-- begin --

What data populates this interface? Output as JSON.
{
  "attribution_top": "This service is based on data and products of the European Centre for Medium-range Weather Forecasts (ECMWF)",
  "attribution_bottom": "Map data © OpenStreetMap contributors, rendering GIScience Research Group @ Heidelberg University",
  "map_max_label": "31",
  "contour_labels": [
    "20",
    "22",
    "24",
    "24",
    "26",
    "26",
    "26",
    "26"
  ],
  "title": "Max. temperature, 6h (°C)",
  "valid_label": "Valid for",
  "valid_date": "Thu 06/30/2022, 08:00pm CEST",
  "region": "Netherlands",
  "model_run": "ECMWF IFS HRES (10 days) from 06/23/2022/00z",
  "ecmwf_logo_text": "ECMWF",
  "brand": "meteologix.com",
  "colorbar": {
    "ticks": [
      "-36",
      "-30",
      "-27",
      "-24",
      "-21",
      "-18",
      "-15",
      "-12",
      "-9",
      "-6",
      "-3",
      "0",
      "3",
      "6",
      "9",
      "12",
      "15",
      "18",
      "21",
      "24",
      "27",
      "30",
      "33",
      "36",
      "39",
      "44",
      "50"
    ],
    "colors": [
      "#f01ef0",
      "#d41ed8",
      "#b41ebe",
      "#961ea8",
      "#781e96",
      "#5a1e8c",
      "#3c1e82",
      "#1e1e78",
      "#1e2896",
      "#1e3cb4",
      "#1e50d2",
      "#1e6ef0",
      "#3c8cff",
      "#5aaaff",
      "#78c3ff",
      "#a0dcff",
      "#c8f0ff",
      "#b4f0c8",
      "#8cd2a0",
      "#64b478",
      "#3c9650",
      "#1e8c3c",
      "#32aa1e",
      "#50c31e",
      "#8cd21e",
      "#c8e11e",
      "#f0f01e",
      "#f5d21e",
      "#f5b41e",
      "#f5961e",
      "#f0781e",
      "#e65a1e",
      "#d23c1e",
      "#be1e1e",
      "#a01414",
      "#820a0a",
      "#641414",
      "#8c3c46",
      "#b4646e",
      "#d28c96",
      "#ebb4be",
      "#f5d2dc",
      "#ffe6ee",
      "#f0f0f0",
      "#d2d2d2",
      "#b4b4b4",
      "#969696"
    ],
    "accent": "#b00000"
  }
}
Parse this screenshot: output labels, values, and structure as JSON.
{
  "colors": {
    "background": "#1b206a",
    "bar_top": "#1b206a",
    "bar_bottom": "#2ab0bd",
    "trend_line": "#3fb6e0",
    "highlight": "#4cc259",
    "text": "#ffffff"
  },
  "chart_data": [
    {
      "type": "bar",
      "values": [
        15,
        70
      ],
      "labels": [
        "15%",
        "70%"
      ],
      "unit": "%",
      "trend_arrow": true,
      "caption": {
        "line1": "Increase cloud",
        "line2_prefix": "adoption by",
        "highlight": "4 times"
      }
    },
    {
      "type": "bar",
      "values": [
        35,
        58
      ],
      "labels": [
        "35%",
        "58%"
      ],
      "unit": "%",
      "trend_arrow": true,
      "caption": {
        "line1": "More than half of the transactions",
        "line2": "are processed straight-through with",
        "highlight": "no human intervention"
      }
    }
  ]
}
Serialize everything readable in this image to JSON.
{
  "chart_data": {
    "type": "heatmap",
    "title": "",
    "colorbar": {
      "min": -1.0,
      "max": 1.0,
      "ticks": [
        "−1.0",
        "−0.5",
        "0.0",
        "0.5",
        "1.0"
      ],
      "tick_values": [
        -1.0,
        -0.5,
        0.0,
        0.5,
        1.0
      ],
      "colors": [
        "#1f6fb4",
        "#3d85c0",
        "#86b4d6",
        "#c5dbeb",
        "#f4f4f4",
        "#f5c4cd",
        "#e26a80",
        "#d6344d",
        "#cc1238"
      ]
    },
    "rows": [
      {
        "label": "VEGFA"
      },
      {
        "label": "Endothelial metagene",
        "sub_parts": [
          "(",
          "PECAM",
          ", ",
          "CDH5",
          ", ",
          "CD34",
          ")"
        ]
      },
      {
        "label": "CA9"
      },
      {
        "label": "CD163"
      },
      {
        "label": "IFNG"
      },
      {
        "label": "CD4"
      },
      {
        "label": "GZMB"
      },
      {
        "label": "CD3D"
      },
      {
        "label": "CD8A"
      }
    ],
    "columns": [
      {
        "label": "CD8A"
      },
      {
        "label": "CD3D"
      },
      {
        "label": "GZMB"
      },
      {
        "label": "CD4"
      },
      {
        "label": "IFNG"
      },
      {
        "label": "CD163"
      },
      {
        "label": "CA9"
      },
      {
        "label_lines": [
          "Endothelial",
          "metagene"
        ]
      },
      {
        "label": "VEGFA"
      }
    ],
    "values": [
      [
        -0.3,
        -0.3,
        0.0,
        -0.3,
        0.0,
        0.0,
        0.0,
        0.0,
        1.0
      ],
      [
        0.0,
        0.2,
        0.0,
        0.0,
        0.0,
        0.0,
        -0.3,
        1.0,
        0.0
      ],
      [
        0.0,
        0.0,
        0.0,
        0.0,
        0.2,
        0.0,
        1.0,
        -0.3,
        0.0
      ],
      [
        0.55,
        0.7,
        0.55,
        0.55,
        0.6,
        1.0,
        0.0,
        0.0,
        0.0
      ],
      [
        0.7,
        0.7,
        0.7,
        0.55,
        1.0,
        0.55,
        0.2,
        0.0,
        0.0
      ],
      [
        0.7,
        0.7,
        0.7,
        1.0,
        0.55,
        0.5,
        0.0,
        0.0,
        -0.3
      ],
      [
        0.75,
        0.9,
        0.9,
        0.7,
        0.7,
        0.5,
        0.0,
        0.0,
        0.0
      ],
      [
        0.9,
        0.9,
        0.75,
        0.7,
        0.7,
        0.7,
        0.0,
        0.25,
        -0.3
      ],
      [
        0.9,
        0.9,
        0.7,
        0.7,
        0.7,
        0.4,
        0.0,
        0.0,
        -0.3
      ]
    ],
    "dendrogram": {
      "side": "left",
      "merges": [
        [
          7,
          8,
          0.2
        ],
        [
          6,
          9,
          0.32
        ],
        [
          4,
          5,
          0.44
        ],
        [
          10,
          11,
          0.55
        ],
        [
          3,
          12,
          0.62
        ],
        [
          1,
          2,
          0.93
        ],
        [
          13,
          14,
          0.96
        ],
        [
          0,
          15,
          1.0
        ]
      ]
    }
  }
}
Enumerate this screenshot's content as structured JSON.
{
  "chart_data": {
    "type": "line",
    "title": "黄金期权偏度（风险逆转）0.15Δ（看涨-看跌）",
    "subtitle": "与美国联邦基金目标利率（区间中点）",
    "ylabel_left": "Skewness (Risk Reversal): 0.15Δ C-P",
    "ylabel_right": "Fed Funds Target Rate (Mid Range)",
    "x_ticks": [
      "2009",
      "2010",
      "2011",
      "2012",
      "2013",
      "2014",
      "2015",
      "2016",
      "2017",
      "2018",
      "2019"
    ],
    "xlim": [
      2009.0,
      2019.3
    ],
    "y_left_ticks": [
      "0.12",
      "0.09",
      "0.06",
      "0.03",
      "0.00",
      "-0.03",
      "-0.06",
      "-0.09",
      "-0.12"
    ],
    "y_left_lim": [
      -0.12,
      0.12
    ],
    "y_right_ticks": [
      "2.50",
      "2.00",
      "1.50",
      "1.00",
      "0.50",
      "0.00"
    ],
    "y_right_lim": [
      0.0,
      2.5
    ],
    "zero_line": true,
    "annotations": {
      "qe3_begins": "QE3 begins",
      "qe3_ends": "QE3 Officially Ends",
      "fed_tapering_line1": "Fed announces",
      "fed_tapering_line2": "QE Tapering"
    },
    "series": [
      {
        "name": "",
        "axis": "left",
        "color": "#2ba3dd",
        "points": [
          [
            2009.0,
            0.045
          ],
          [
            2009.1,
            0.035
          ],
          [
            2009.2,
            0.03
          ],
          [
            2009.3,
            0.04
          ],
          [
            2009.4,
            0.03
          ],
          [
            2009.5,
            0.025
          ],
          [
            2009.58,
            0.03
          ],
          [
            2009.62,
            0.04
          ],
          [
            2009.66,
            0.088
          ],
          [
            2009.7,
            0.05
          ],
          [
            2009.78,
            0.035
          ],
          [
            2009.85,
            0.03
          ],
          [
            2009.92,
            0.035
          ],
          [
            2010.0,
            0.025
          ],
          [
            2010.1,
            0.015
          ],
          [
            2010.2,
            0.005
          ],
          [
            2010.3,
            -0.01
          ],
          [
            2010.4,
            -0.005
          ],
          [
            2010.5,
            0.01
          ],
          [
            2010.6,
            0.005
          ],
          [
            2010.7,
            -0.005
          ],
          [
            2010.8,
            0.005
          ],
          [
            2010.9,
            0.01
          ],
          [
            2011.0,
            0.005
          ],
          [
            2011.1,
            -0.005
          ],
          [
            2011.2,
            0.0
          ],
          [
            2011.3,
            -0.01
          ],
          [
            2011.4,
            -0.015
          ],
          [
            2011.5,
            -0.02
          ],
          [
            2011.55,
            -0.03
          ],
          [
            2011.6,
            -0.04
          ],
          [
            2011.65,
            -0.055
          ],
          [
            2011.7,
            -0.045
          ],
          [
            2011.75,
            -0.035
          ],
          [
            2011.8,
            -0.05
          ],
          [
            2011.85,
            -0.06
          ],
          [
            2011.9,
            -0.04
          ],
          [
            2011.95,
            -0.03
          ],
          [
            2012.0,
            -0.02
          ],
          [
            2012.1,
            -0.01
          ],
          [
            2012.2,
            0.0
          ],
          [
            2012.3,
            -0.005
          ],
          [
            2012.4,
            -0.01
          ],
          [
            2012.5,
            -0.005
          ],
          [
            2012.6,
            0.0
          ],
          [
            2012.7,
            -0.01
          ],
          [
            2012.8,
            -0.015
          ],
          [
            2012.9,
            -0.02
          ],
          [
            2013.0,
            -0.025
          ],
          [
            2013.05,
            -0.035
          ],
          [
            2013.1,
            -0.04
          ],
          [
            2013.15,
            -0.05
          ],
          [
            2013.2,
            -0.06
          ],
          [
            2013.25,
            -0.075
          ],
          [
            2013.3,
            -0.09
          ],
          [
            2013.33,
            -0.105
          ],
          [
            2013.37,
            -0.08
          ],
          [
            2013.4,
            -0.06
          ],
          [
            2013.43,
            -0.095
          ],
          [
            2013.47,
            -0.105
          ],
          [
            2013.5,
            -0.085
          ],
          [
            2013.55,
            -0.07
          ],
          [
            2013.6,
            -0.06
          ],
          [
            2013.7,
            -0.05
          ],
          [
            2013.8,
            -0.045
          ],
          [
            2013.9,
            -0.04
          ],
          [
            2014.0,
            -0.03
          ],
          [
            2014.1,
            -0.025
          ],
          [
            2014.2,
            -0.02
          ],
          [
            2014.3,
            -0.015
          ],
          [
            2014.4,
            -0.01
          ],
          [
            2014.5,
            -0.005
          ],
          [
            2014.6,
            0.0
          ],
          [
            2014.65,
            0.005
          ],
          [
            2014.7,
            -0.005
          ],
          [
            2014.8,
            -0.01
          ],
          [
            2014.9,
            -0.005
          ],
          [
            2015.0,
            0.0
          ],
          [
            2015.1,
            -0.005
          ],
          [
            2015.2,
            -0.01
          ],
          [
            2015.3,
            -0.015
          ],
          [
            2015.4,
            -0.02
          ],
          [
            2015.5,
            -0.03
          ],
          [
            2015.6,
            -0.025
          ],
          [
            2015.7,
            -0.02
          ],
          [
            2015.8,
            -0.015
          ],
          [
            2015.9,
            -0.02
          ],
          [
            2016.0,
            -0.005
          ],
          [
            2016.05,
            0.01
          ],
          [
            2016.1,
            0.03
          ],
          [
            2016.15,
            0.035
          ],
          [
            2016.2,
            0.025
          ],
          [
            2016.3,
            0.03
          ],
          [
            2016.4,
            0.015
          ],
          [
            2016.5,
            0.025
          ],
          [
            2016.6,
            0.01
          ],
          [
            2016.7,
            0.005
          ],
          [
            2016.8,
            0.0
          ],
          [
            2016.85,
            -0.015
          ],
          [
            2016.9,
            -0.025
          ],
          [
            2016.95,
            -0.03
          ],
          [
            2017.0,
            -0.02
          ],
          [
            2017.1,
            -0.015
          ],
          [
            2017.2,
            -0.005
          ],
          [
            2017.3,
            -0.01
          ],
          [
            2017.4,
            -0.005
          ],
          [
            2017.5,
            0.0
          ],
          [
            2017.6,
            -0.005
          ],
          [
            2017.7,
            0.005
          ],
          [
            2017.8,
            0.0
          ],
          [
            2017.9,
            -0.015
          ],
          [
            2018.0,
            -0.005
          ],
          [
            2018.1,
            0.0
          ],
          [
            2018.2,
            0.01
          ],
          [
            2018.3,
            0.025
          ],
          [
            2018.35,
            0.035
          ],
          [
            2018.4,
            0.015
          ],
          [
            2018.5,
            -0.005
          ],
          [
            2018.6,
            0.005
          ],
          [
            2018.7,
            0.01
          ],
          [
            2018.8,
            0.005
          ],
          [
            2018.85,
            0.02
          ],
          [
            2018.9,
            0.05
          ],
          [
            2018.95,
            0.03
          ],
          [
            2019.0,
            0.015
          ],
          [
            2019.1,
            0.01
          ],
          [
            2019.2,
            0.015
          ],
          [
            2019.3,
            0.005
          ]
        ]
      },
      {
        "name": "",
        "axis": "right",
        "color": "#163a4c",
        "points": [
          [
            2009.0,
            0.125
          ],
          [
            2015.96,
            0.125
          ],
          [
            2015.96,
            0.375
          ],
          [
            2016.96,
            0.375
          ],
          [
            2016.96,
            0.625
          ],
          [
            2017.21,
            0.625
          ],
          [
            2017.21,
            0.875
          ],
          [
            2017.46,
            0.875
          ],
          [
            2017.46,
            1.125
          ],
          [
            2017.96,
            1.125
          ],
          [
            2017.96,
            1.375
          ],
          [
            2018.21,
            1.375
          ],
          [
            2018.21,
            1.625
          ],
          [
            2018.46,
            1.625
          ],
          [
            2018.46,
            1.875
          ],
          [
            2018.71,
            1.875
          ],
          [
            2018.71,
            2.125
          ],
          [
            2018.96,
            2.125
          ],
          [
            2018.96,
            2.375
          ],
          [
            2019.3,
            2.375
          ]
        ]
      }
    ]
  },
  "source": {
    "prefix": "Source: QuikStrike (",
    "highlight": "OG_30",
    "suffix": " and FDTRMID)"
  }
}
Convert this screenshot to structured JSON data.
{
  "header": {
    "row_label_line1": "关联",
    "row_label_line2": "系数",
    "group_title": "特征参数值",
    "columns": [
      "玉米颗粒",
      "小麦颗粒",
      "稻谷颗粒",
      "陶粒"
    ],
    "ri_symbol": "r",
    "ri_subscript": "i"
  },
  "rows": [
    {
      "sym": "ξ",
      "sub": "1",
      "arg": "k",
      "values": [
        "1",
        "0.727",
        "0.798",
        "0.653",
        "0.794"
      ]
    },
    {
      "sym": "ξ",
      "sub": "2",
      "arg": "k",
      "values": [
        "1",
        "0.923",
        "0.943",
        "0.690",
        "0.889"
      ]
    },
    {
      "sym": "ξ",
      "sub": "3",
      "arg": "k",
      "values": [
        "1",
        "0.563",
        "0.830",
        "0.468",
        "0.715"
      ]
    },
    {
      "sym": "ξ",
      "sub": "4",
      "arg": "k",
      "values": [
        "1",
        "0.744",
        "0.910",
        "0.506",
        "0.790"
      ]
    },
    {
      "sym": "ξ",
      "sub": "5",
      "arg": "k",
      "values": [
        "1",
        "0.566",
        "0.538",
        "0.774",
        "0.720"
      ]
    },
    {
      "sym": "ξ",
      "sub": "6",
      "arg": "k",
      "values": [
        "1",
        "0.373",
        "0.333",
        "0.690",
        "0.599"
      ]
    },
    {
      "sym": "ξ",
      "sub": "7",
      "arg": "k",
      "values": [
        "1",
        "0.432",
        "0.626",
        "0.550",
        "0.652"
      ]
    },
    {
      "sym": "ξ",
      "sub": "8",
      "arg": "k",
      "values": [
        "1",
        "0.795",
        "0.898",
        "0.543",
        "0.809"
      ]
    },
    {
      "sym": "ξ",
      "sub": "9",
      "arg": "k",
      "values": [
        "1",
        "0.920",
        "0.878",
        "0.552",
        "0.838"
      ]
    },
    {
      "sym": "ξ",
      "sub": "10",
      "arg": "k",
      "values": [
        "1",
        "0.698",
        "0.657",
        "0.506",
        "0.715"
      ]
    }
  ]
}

-- end --

Identify the lines in the records above that contain the word "ECMWF", then state how many there are and nothing more.

3